··· Source data ···
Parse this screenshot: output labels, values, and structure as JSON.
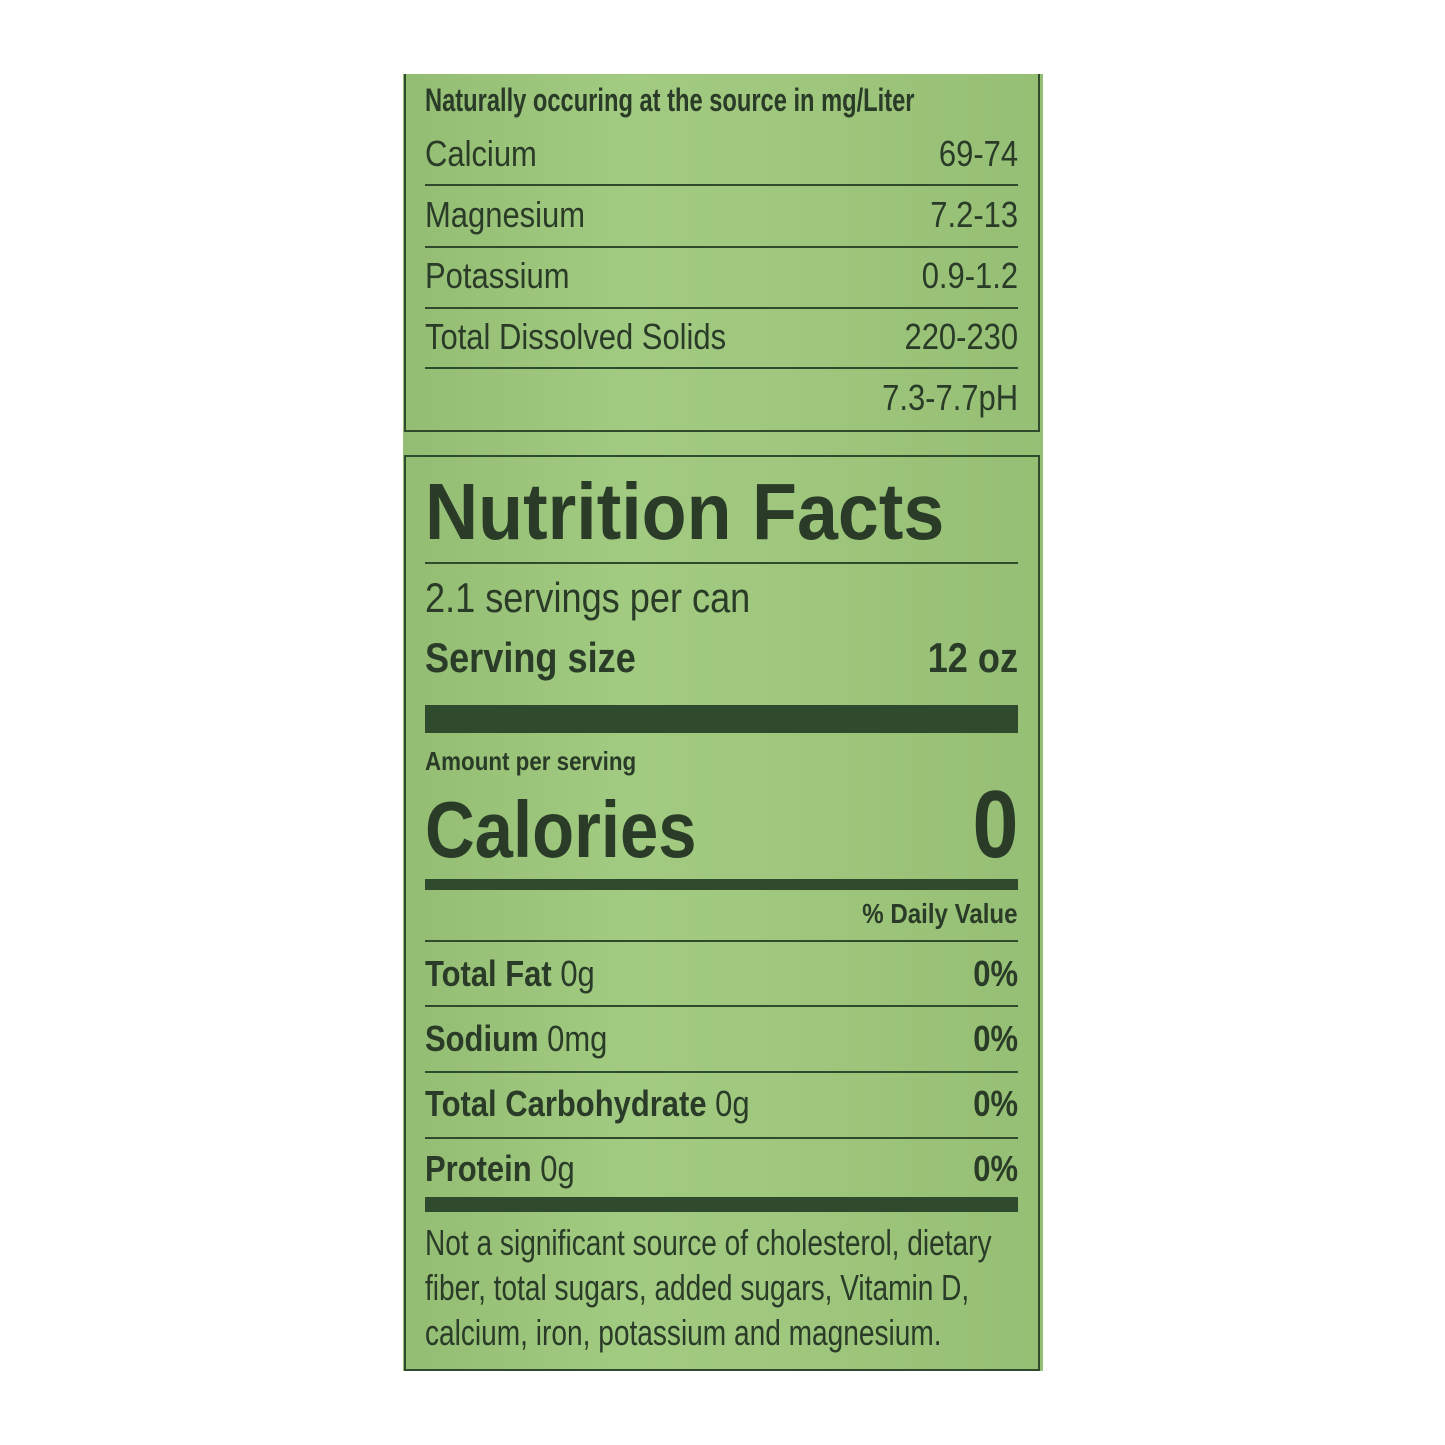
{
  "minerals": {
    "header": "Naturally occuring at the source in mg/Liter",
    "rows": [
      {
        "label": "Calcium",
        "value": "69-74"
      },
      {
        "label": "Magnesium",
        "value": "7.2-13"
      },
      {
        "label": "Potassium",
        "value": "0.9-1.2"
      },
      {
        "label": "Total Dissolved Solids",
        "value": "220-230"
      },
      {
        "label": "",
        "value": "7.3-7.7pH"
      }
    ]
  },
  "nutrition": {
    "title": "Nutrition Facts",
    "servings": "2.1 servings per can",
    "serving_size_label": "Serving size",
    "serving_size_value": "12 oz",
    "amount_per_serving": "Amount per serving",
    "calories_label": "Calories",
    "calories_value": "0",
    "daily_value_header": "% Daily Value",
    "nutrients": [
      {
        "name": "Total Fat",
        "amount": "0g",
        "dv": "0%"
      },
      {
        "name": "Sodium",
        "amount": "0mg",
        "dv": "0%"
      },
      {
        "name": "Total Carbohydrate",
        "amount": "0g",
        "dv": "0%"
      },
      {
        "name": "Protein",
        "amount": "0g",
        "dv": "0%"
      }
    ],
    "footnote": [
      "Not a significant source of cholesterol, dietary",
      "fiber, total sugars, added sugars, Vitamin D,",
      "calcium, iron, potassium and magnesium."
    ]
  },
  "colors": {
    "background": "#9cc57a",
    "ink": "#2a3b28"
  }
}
···
··· Source data ···
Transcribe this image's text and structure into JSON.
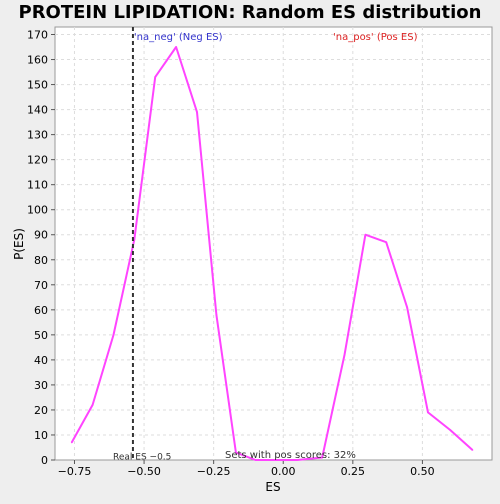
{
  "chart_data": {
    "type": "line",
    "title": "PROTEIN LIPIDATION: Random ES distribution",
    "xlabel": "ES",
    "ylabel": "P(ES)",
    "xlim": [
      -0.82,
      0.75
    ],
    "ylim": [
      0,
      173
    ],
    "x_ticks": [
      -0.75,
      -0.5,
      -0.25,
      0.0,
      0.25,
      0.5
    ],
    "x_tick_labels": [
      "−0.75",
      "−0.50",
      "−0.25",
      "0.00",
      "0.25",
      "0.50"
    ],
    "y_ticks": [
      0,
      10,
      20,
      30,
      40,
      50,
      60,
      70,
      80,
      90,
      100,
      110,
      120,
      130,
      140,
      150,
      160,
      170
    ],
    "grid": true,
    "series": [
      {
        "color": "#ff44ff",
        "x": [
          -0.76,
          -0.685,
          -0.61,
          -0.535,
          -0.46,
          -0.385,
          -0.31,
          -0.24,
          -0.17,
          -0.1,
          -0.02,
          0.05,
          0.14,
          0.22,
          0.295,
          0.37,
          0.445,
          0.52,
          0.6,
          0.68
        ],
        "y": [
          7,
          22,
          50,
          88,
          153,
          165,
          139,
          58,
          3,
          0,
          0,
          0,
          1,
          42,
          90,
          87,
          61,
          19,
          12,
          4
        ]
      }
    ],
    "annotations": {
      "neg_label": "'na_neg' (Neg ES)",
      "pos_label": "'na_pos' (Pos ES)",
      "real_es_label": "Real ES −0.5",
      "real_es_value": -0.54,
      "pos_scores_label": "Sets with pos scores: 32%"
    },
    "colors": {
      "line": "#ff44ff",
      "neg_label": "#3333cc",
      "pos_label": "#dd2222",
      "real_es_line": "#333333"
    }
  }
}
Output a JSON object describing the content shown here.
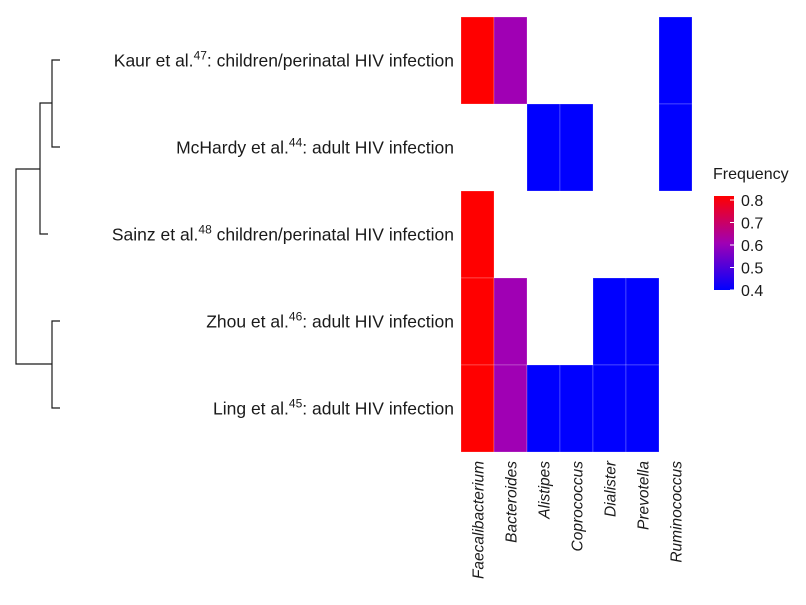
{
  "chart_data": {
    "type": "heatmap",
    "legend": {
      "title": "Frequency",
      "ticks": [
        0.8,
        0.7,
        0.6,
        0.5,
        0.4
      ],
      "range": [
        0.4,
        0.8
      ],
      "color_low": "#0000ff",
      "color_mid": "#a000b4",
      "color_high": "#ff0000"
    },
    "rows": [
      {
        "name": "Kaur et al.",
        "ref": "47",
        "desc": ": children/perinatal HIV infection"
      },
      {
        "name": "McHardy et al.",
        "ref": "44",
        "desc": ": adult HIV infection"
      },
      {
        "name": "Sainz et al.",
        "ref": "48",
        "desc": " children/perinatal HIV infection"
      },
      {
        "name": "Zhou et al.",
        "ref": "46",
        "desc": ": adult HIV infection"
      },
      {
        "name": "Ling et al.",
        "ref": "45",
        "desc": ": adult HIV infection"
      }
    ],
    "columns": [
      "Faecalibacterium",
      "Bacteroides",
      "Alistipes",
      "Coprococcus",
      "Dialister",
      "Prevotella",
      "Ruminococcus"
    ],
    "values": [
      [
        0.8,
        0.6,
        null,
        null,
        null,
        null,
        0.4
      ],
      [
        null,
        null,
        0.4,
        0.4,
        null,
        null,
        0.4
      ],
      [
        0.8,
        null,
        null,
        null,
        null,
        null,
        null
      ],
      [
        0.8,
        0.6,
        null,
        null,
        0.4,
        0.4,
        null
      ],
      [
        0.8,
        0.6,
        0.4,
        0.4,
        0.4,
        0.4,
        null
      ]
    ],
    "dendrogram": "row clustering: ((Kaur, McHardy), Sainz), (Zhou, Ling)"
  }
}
···
Task to complete. Check the lines above and copy each one that includes "Sainz".

Written response.
        "name": "Sainz et al.",
    "dendrogram": "row clustering: ((Kaur, McHardy), Sainz), (Zhou, Ling)"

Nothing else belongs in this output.